══ Items ══

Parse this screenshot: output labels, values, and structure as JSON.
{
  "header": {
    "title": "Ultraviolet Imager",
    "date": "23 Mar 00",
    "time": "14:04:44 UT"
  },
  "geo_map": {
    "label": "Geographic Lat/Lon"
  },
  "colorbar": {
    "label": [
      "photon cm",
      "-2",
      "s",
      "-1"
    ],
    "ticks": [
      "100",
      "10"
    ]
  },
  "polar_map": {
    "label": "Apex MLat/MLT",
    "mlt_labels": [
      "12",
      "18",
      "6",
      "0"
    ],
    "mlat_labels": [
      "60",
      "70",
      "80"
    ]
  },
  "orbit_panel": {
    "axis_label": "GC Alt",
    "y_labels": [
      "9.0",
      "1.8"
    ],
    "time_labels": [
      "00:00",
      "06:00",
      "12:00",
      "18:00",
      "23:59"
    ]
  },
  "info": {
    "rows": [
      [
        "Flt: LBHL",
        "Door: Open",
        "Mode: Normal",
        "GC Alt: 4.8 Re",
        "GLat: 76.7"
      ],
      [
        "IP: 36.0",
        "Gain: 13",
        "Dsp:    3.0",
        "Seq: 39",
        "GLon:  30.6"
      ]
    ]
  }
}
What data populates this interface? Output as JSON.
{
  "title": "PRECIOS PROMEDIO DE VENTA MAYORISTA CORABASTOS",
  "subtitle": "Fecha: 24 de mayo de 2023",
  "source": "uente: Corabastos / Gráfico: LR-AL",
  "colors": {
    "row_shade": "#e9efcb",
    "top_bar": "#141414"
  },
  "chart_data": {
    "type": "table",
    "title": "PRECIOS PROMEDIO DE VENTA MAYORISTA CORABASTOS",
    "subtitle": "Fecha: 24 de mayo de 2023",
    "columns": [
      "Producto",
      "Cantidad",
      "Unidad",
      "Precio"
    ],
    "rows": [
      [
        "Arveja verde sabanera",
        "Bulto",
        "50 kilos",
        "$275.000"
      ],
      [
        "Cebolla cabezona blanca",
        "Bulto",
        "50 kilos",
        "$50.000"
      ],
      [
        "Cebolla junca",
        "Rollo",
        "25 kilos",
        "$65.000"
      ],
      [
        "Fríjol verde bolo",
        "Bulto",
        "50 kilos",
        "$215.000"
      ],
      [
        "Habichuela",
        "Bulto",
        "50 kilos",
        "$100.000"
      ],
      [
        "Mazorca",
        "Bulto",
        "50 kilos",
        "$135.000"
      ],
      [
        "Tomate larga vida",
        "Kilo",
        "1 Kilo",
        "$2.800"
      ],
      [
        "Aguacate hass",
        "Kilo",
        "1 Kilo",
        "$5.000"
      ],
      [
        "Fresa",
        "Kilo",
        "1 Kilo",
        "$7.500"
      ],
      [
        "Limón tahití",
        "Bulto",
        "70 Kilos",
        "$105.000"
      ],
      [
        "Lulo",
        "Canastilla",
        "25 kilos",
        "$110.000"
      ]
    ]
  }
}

═══

Look for "PROMEDIO" and pull out every line that has it.

## Task result
  "title": "PRECIOS PROMEDIO DE VENTA MAYORISTA CORABASTOS",
    "title": "PRECIOS PROMEDIO DE VENTA MAYORISTA CORABASTOS",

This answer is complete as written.